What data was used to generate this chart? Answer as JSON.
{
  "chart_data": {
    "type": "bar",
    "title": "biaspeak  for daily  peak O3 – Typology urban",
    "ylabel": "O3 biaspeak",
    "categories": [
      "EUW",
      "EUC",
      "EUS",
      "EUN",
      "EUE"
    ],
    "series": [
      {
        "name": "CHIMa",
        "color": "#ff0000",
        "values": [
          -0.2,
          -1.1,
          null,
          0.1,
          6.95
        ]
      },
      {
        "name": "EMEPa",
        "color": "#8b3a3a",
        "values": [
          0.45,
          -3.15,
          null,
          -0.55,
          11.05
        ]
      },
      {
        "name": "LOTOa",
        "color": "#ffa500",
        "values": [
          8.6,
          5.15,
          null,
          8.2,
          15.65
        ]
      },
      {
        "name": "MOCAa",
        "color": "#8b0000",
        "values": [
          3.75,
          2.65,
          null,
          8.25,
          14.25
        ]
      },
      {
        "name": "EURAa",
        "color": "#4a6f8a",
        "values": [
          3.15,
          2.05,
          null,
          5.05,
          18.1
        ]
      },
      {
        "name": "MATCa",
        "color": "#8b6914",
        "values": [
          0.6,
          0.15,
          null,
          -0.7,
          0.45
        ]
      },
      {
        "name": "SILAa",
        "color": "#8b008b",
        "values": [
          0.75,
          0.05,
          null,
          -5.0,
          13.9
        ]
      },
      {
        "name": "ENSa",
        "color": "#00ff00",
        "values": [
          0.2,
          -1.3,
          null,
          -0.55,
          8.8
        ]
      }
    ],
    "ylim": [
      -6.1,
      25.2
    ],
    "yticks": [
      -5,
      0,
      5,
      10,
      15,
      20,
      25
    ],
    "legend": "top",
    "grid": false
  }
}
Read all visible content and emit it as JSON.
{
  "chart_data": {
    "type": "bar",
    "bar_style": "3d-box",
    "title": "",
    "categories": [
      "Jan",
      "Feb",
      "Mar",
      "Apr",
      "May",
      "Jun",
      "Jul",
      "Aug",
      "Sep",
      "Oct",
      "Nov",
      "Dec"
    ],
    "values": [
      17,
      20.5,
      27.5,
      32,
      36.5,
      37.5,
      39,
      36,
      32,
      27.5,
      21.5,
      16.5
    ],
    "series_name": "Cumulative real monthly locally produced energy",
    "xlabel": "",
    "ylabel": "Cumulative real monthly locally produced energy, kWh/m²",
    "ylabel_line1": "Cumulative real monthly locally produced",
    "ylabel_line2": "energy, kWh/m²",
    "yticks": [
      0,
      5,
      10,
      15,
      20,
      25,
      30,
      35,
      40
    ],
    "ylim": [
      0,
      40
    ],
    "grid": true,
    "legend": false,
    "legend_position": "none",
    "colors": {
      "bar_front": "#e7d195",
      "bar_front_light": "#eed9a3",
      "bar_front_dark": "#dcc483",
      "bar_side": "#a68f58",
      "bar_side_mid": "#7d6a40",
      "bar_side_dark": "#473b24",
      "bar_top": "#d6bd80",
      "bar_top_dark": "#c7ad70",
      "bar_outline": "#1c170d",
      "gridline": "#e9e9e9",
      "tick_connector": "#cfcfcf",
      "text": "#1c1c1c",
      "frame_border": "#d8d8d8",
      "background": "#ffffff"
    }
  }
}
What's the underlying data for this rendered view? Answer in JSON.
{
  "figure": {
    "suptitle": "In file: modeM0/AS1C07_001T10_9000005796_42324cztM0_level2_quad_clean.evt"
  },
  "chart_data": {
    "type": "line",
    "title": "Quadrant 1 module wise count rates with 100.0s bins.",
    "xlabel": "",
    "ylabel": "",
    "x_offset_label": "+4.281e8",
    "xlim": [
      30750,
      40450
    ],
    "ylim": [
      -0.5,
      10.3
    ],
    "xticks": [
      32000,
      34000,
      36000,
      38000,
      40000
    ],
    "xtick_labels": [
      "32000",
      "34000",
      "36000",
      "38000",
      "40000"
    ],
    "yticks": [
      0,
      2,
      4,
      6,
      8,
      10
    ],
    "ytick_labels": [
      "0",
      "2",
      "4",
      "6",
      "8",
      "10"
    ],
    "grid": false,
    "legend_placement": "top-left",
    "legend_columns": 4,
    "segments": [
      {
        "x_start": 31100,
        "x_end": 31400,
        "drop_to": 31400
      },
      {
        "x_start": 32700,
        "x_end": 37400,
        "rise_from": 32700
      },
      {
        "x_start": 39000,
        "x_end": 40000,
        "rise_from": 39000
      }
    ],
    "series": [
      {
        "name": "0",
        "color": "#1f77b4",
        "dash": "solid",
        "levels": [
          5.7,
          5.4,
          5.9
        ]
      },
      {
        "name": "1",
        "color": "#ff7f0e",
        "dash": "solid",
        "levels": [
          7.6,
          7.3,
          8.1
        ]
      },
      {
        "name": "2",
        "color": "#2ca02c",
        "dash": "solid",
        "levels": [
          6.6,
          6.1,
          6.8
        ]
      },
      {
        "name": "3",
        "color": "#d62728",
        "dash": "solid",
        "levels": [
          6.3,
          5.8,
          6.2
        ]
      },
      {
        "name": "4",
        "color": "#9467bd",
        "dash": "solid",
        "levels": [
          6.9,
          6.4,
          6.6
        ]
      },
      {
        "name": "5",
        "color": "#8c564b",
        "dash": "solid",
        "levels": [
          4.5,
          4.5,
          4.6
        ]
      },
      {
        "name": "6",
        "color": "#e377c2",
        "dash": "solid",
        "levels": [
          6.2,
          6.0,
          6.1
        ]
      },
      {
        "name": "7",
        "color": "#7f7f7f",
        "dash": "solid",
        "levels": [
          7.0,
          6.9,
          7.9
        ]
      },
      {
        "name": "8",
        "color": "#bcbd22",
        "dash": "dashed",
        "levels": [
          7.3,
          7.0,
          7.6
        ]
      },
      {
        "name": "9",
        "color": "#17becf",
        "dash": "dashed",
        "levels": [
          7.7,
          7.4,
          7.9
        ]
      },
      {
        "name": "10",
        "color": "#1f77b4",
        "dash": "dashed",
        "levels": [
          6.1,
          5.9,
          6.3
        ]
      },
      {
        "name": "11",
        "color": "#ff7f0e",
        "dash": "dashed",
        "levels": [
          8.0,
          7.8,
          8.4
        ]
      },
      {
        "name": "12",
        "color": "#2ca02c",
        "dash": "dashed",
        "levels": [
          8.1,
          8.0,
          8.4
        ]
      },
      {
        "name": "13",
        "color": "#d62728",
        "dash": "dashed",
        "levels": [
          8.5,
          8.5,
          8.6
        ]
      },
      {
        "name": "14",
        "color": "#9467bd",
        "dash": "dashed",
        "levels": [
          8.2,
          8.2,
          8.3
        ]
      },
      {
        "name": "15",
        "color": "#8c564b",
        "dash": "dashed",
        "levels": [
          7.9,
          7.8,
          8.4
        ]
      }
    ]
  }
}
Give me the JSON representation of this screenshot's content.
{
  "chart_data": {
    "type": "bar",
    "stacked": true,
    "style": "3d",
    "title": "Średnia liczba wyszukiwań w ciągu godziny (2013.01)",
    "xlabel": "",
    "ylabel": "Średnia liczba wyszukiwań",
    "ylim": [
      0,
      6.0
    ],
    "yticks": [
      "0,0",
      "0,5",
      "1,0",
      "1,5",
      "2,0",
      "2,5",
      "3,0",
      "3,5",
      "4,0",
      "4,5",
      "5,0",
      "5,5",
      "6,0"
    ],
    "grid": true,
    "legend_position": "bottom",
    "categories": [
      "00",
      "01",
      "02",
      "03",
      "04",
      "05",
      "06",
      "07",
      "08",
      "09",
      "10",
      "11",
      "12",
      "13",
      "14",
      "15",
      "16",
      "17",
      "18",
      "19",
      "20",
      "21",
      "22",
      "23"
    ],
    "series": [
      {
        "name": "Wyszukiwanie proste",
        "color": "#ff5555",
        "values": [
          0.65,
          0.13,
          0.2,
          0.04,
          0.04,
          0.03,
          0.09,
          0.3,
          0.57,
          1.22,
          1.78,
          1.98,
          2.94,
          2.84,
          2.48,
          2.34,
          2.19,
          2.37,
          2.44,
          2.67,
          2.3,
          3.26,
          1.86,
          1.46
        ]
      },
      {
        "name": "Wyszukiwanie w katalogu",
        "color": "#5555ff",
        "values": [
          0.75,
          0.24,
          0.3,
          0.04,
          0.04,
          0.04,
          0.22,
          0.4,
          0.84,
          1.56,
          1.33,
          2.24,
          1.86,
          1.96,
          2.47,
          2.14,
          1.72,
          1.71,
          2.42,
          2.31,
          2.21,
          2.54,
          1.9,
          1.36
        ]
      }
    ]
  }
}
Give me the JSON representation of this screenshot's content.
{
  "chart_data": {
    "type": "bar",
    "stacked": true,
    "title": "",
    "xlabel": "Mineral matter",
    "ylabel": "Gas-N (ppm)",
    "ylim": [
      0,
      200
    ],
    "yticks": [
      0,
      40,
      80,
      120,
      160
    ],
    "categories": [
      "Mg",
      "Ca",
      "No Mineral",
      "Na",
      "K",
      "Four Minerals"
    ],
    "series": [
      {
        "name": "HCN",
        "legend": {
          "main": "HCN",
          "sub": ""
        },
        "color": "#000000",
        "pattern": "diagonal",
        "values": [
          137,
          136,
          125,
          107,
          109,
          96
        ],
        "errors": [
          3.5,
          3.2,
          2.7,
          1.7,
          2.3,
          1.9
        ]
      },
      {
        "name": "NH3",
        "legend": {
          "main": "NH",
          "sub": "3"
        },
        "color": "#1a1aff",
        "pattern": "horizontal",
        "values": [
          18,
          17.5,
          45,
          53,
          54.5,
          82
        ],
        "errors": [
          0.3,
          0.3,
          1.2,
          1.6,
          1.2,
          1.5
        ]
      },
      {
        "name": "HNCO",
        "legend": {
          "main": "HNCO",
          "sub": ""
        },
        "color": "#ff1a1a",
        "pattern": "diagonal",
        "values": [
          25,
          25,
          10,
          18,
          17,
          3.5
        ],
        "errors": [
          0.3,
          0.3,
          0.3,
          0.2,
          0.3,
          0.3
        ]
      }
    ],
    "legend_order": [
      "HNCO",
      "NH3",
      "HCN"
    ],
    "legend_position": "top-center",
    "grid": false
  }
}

- - - - -

• **EXERCISE AIM**: Gather all lines where the word "false" appears.

• **CORRECT RESPONSE**:
    "grid": false
    "legend": false,
    "grid": false,
    "grid": false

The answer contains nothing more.